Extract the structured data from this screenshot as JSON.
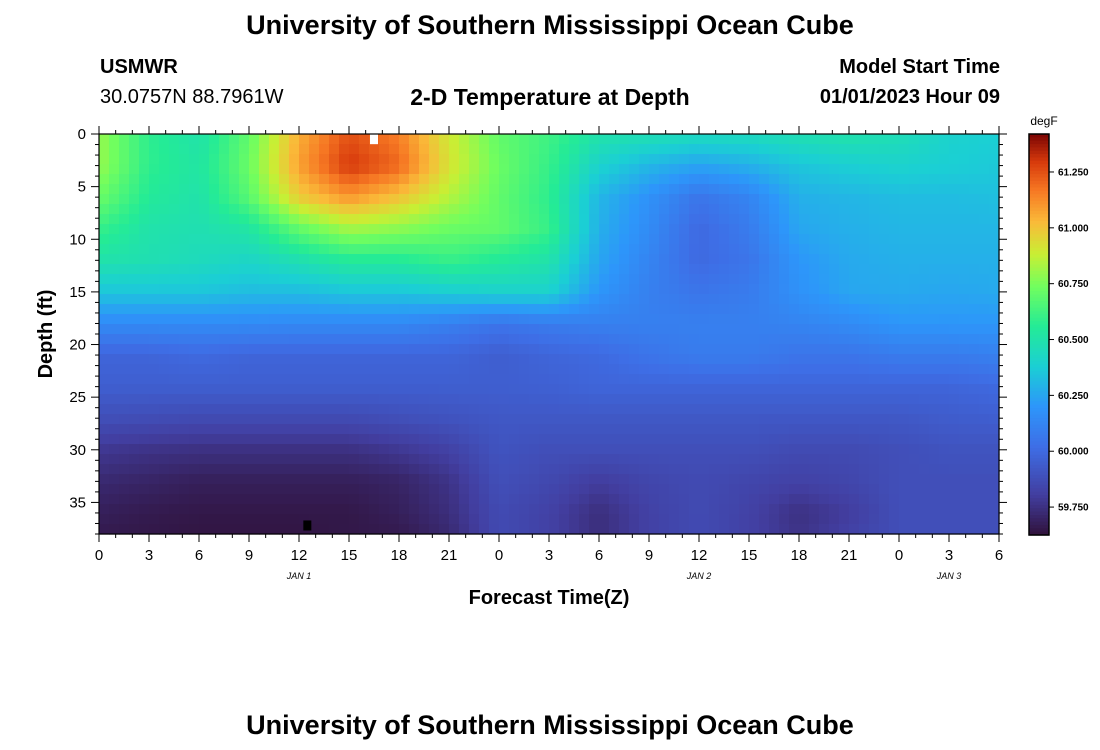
{
  "header": {
    "title": "University of Southern Mississippi Ocean Cube",
    "station": "USMWR",
    "coordinates": "30.0757N  88.7961W",
    "model_start_label": "Model Start Time",
    "model_start_value": "01/01/2023 Hour 09"
  },
  "footer": {
    "title": "University of Southern Mississippi Ocean Cube"
  },
  "chart_data": {
    "type": "heatmap",
    "title": "2-D Temperature at Depth",
    "xlabel": "Forecast Time(Z)",
    "ylabel": "Depth (ft)",
    "x_tick_labels": [
      "0",
      "3",
      "6",
      "9",
      "12",
      "15",
      "18",
      "21",
      "0",
      "3",
      "6",
      "9",
      "12",
      "15",
      "18",
      "21",
      "0",
      "3",
      "6"
    ],
    "x_range_hours": [
      0,
      54
    ],
    "date_labels": [
      {
        "label": "JAN 1",
        "hour": 12
      },
      {
        "label": "JAN 2",
        "hour": 36
      },
      {
        "label": "JAN 3",
        "hour": 51
      }
    ],
    "y_ticks": [
      0,
      5,
      10,
      15,
      20,
      25,
      30,
      35
    ],
    "y_range": [
      0,
      38
    ],
    "y_inverted": true,
    "colorbar": {
      "unit": "degF",
      "range": [
        59.625,
        61.42
      ],
      "ticks": [
        "61.250",
        "61.000",
        "60.750",
        "60.500",
        "60.250",
        "60.000",
        "59.750"
      ],
      "tick_values": [
        61.25,
        61.0,
        60.75,
        60.5,
        60.25,
        60.0,
        59.75
      ]
    },
    "grid": false,
    "markers": [
      {
        "name": "max",
        "color": "#ffffff",
        "hour": 16.5,
        "depth": 0.3
      },
      {
        "name": "min",
        "color": "#000000",
        "hour": 12.5,
        "depth": 37
      }
    ],
    "hours": [
      0,
      3,
      6,
      9,
      12,
      15,
      18,
      21,
      24,
      27,
      30,
      33,
      36,
      39,
      42,
      45,
      48,
      51,
      54
    ],
    "depths": [
      0,
      3,
      6,
      9,
      12,
      15,
      18,
      21,
      24,
      27,
      30,
      33,
      36,
      38
    ],
    "temperature_degF": [
      [
        60.8,
        60.58,
        60.5,
        60.7,
        61.05,
        61.25,
        61.15,
        60.9,
        60.7,
        60.62,
        60.5,
        60.48,
        60.45,
        60.45,
        60.48,
        60.5,
        60.47,
        60.4,
        60.38
      ],
      [
        60.8,
        60.58,
        60.52,
        60.72,
        61.08,
        61.3,
        61.2,
        60.92,
        60.72,
        60.6,
        60.4,
        60.3,
        60.24,
        60.28,
        60.35,
        60.38,
        60.4,
        60.38,
        60.36
      ],
      [
        60.72,
        60.55,
        60.5,
        60.68,
        60.98,
        61.1,
        61.0,
        60.85,
        60.7,
        60.58,
        60.3,
        60.18,
        60.05,
        60.12,
        60.28,
        60.3,
        60.32,
        60.32,
        60.33
      ],
      [
        60.6,
        60.5,
        60.48,
        60.52,
        60.7,
        60.82,
        60.78,
        60.72,
        60.7,
        60.6,
        60.28,
        60.15,
        60.0,
        60.08,
        60.25,
        60.28,
        60.3,
        60.3,
        60.3
      ],
      [
        60.5,
        60.48,
        60.45,
        60.42,
        60.48,
        60.55,
        60.55,
        60.6,
        60.55,
        60.5,
        60.25,
        60.12,
        60.0,
        60.05,
        60.2,
        60.26,
        60.28,
        60.28,
        60.28
      ],
      [
        60.35,
        60.35,
        60.35,
        60.32,
        60.32,
        60.35,
        60.35,
        60.38,
        60.4,
        60.4,
        60.2,
        60.1,
        60.05,
        60.08,
        60.18,
        60.25,
        60.26,
        60.25,
        60.26
      ],
      [
        60.15,
        60.15,
        60.15,
        60.15,
        60.14,
        60.14,
        60.14,
        60.1,
        60.05,
        60.08,
        60.1,
        60.1,
        60.1,
        60.1,
        60.12,
        60.15,
        60.2,
        60.2,
        60.2
      ],
      [
        59.98,
        59.98,
        60.0,
        59.98,
        59.98,
        59.98,
        59.98,
        59.98,
        59.95,
        59.98,
        60.0,
        60.05,
        60.08,
        60.08,
        60.05,
        60.05,
        60.08,
        60.08,
        60.1
      ],
      [
        59.95,
        59.95,
        59.95,
        59.95,
        59.95,
        59.95,
        59.95,
        59.95,
        59.95,
        59.96,
        59.98,
        59.98,
        59.98,
        59.98,
        59.98,
        59.98,
        59.98,
        59.98,
        60.0
      ],
      [
        59.88,
        59.87,
        59.86,
        59.86,
        59.86,
        59.86,
        59.88,
        59.9,
        59.92,
        59.92,
        59.92,
        59.92,
        59.92,
        59.92,
        59.92,
        59.92,
        59.92,
        59.94,
        59.95
      ],
      [
        59.78,
        59.76,
        59.75,
        59.75,
        59.75,
        59.75,
        59.78,
        59.82,
        59.9,
        59.88,
        59.88,
        59.88,
        59.88,
        59.88,
        59.86,
        59.86,
        59.88,
        59.9,
        59.9
      ],
      [
        59.72,
        59.7,
        59.68,
        59.68,
        59.68,
        59.68,
        59.7,
        59.76,
        59.88,
        59.85,
        59.8,
        59.84,
        59.86,
        59.84,
        59.82,
        59.84,
        59.88,
        59.88,
        59.88
      ],
      [
        59.68,
        59.66,
        59.65,
        59.65,
        59.65,
        59.65,
        59.68,
        59.74,
        59.86,
        59.82,
        59.74,
        59.82,
        59.86,
        59.82,
        59.75,
        59.8,
        59.88,
        59.88,
        59.88
      ],
      [
        59.66,
        59.65,
        59.64,
        59.64,
        59.64,
        59.65,
        59.66,
        59.72,
        59.86,
        59.82,
        59.74,
        59.82,
        59.86,
        59.82,
        59.76,
        59.82,
        59.88,
        59.88,
        59.88
      ]
    ]
  }
}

_The request_: Report all lines of the material that contain the word "Southern".

_Exercise result_:
    "title": "University of Southern Mississippi Ocean Cube",
    "title": "University of Southern Mississippi Ocean Cube"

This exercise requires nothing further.